■ **Written task**
Print all of the lines exactly. Any picture among them stays out.

■ **Excerpted records**
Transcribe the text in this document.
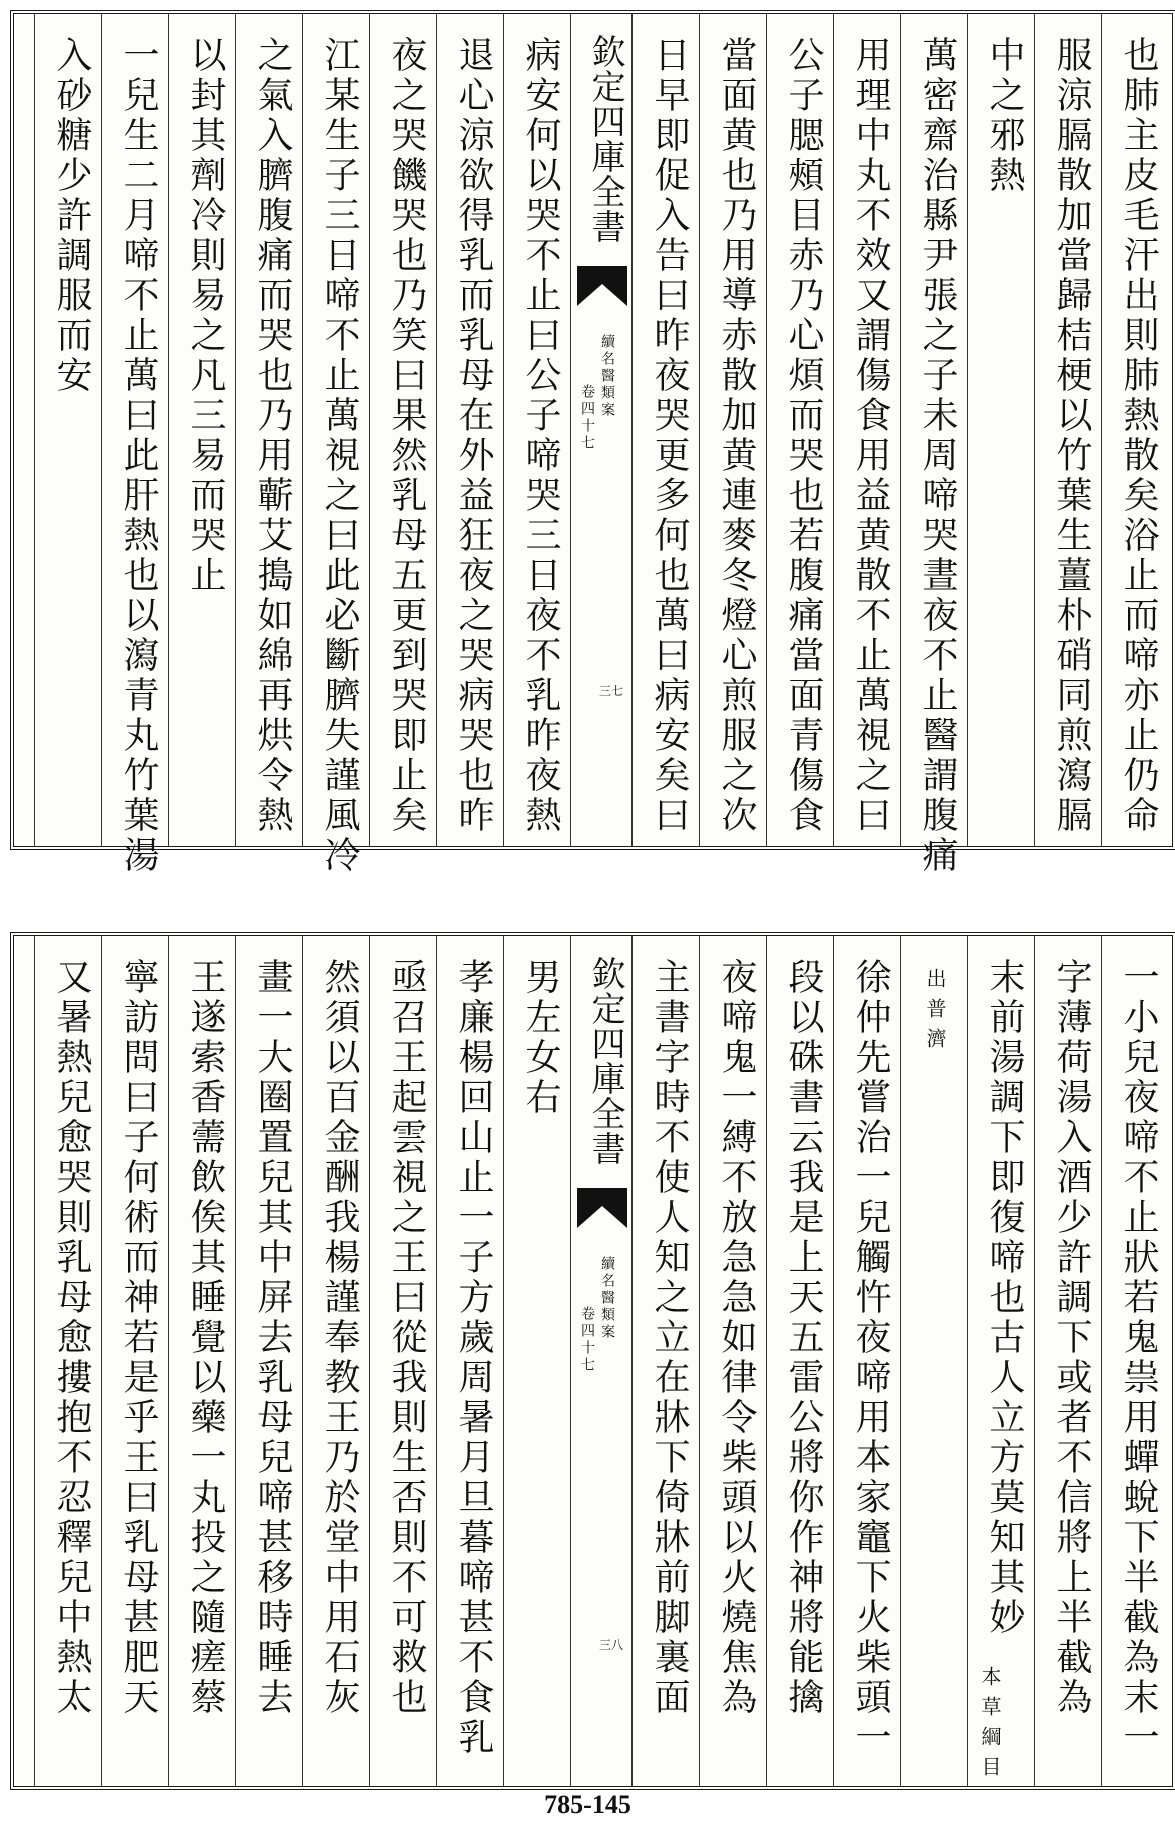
也肺主皮毛汗出則肺熱散矣浴止而啼亦止仍命
服涼膈散加當歸桔梗以竹葉生薑朴硝同煎瀉膈
中之邪熱
萬密齋治縣尹張之子未周啼哭晝夜不止醫謂腹痛
用理中丸不效又謂傷食用益黄散不止萬視之曰
公子腮頰目赤乃心煩而哭也若腹痛當面青傷食
當面黄也乃用導赤散加黄連麥冬燈心煎服之次
日早即促入告曰昨夜哭更多何也萬曰病安矣曰
欽定四庫全書
續名醫類案
卷四十七
三七
病安何以哭不止曰公子啼哭三日夜不乳昨夜熱
退心涼欲得乳而乳母在外益狂夜之哭病哭也昨
夜之哭饑哭也乃笑曰果然乳母五更到哭即止矣
江某生子三日啼不止萬視之曰此必斷臍失謹風冷
之氣入臍腹痛而哭也乃用蘄艾搗如綿再烘令熱
以封其劑冷則易之凡三易而哭止
一兒生二月啼不止萬曰此肝熱也以瀉青丸竹葉湯
入砂糖少許調服而安
一小兒夜啼不止狀若鬼祟用蟬蛻下半截為末一
字薄荷湯入酒少許調下或者不信將上半截為
末前湯調下即復啼也古人立方莫知其妙
出普濟
本草綱目
徐仲先嘗治一兒觸忤夜啼用本家竈下火柴頭一
段以硃書云我是上天五雷公將你作神將能擒
夜啼鬼一縛不放急急如律令柴頭以火燒焦為
主書字時不使人知之立在牀下倚牀前脚裏面
欽定四庫全書
續名醫類案
卷四十七
三八
男左女右
孝廉楊回山止一子方歲周暑月旦暮啼甚不食乳
亟召王起雲視之王曰從我則生否則不可救也
然須以百金酬我楊謹奉教王乃於堂中用石灰
畫一大圈置兒其中屏去乳母兒啼甚移時睡去
王遂索香薷飲俟其睡覺以藥一丸投之隨瘥蔡
寧訪問曰子何術而神若是乎王曰乳母甚肥天
又暑熱兒愈哭則乳母愈摟抱不忍釋兒中熱太
785-145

■ **Response to the exercise**
Transcribe the text in this document.
也肺主皮毛汗出則肺熱散矣浴止而啼亦止仍命
服涼膈散加當歸桔梗以竹葉生薑朴硝同煎瀉膈
中之邪熱
萬密齋治縣尹張之子未周啼哭晝夜不止醫謂腹痛
用理中丸不效又謂傷食用益黄散不止萬視之曰
公子腮頰目赤乃心煩而哭也若腹痛當面青傷食
當面黄也乃用導赤散加黄連麥冬燈心煎服之次
日早即促入告曰昨夜哭更多何也萬曰病安矣曰
欽定四庫全書
續名醫類案
卷四十七
三七
病安何以哭不止曰公子啼哭三日夜不乳昨夜熱
退心涼欲得乳而乳母在外益狂夜之哭病哭也昨
夜之哭饑哭也乃笑曰果然乳母五更到哭即止矣
江某生子三日啼不止萬視之曰此必斷臍失謹風冷
之氣入臍腹痛而哭也乃用蘄艾搗如綿再烘令熱
以封其劑冷則易之凡三易而哭止
一兒生二月啼不止萬曰此肝熱也以瀉青丸竹葉湯
入砂糖少許調服而安
一小兒夜啼不止狀若鬼祟用蟬蛻下半截為末一
字薄荷湯入酒少許調下或者不信將上半截為
末前湯調下即復啼也古人立方莫知其妙
出普濟
本草綱目
徐仲先嘗治一兒觸忤夜啼用本家竈下火柴頭一
段以硃書云我是上天五雷公將你作神將能擒
夜啼鬼一縛不放急急如律令柴頭以火燒焦為
主書字時不使人知之立在牀下倚牀前脚裏面
欽定四庫全書
續名醫類案
卷四十七
三八
男左女右
孝廉楊回山止一子方歲周暑月旦暮啼甚不食乳
亟召王起雲視之王曰從我則生否則不可救也
然須以百金酬我楊謹奉教王乃於堂中用石灰
畫一大圈置兒其中屏去乳母兒啼甚移時睡去
王遂索香薷飲俟其睡覺以藥一丸投之隨瘥蔡
寧訪問曰子何術而神若是乎王曰乳母甚肥天
又暑熱兒愈哭則乳母愈摟抱不忍釋兒中熱太
785-145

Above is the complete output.